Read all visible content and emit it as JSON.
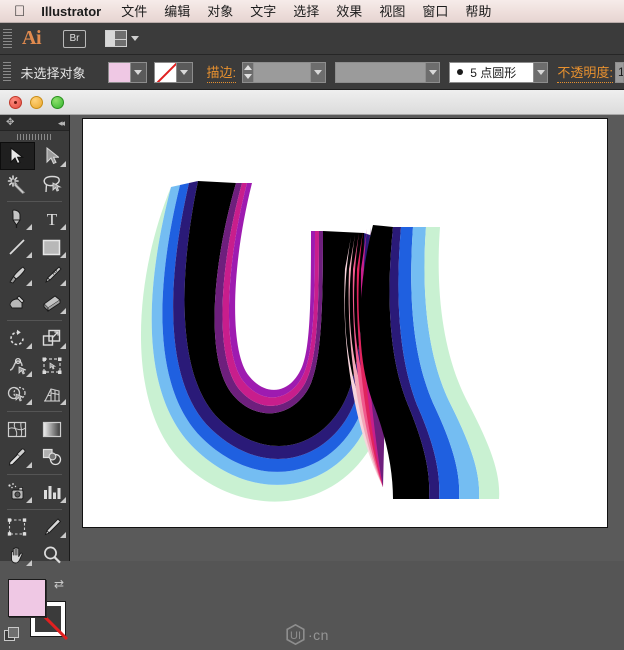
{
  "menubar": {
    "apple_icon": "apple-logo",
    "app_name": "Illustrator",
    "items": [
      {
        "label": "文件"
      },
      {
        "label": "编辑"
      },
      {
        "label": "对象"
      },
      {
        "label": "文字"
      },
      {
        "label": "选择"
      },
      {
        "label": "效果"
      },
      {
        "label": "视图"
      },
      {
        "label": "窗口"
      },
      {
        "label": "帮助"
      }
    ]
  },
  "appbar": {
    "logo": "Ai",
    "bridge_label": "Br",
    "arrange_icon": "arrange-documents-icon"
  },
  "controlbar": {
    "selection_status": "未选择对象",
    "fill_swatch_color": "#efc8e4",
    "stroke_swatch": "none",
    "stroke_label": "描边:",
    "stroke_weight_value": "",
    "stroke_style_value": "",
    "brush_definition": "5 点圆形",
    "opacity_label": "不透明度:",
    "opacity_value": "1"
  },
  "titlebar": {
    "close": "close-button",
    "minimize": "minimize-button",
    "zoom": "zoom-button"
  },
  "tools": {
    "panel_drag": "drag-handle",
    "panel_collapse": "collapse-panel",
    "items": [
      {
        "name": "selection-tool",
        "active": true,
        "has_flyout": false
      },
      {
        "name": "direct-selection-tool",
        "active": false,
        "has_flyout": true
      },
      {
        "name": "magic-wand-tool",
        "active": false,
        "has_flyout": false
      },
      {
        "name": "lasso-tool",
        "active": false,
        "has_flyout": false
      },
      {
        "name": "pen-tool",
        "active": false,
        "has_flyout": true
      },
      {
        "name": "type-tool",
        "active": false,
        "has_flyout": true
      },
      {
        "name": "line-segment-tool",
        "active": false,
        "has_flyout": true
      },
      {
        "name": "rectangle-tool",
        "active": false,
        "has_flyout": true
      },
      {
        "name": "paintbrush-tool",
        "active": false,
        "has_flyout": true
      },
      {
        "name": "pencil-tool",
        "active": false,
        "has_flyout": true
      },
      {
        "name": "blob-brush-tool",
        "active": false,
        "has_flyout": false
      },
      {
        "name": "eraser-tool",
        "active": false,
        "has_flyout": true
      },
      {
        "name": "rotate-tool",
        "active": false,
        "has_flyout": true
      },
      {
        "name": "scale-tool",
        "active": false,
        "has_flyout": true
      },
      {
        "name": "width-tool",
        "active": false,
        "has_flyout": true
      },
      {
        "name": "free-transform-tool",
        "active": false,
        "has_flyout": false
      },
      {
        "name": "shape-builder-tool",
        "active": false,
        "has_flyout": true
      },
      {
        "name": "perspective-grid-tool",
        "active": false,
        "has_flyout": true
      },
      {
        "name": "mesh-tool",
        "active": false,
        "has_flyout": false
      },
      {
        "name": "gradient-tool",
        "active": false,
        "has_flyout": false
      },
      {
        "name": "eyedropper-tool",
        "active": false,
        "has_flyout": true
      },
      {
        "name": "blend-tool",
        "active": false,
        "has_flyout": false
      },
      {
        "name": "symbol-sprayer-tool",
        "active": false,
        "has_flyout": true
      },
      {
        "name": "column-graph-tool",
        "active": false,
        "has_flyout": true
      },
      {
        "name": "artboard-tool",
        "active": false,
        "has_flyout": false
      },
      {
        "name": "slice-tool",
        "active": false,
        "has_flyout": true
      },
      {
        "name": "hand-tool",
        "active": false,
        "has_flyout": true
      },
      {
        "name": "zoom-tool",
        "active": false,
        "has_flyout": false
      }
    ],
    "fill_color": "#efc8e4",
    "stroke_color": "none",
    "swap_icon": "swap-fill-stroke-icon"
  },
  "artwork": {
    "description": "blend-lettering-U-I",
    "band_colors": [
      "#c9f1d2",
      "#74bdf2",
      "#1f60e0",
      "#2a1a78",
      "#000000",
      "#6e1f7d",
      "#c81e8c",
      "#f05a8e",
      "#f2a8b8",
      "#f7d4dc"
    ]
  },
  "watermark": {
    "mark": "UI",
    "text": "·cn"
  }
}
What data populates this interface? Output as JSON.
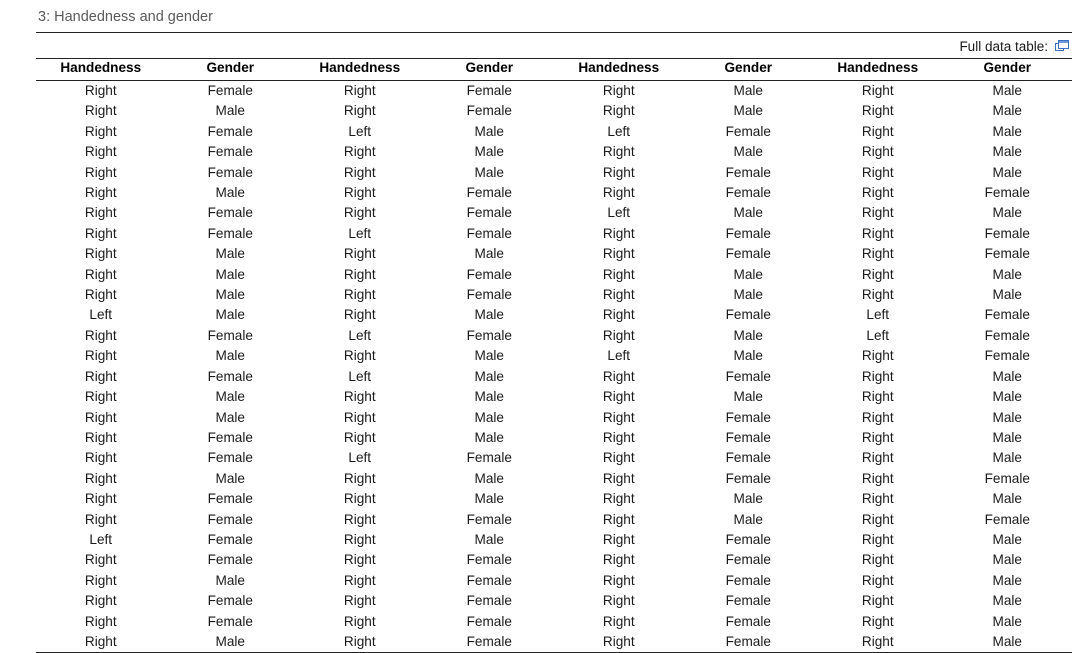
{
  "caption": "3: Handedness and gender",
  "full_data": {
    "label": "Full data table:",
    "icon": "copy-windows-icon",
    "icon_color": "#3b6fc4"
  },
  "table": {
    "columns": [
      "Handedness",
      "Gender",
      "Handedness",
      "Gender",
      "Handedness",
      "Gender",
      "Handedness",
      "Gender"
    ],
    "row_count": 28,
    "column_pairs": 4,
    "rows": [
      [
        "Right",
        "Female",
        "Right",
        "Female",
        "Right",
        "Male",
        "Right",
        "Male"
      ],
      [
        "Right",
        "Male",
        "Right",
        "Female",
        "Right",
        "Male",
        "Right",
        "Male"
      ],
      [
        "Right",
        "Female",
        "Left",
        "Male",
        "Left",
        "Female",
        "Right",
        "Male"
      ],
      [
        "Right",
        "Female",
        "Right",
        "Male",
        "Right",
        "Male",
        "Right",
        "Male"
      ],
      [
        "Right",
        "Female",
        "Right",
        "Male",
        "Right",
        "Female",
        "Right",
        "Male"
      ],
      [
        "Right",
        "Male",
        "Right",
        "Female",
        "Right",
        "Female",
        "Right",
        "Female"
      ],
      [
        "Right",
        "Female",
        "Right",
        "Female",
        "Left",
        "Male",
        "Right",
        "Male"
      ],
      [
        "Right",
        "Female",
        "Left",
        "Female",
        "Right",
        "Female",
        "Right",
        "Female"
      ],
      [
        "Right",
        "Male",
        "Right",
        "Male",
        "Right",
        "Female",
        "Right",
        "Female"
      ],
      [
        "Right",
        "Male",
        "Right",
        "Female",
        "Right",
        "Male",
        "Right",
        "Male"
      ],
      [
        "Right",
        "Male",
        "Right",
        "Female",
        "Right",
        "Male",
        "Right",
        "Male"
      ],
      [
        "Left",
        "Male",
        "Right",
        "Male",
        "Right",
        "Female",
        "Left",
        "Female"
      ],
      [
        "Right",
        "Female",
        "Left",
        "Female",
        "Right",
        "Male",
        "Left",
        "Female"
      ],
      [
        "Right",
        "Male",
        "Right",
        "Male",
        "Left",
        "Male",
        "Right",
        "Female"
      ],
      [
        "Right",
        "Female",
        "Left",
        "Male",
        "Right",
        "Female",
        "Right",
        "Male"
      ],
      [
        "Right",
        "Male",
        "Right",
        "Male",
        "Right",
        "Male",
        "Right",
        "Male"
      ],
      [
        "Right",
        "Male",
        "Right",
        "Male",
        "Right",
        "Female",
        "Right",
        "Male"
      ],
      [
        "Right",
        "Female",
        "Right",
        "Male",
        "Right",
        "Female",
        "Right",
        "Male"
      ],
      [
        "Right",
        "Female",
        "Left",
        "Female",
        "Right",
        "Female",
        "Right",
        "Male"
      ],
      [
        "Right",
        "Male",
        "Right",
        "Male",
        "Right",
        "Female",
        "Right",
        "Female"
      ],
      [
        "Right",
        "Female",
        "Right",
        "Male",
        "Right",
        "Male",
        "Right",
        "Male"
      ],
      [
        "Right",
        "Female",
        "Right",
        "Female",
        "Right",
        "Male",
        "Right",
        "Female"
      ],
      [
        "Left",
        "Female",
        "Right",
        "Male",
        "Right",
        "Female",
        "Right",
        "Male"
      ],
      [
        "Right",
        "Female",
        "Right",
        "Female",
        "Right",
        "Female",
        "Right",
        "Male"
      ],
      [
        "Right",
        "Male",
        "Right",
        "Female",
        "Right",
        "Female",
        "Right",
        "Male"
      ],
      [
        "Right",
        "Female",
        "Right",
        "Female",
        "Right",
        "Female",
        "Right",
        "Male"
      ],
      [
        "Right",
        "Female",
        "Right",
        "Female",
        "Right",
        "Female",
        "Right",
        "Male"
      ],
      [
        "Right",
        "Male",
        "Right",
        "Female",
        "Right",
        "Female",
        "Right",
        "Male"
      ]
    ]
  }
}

▸ **OBJECTIVE**
Only lines with the word "JSON" should be collected from the material.

▸ **FINISHED TASK**
Read all visible content and emit it as JSON.
What data populates this interface? Output as JSON.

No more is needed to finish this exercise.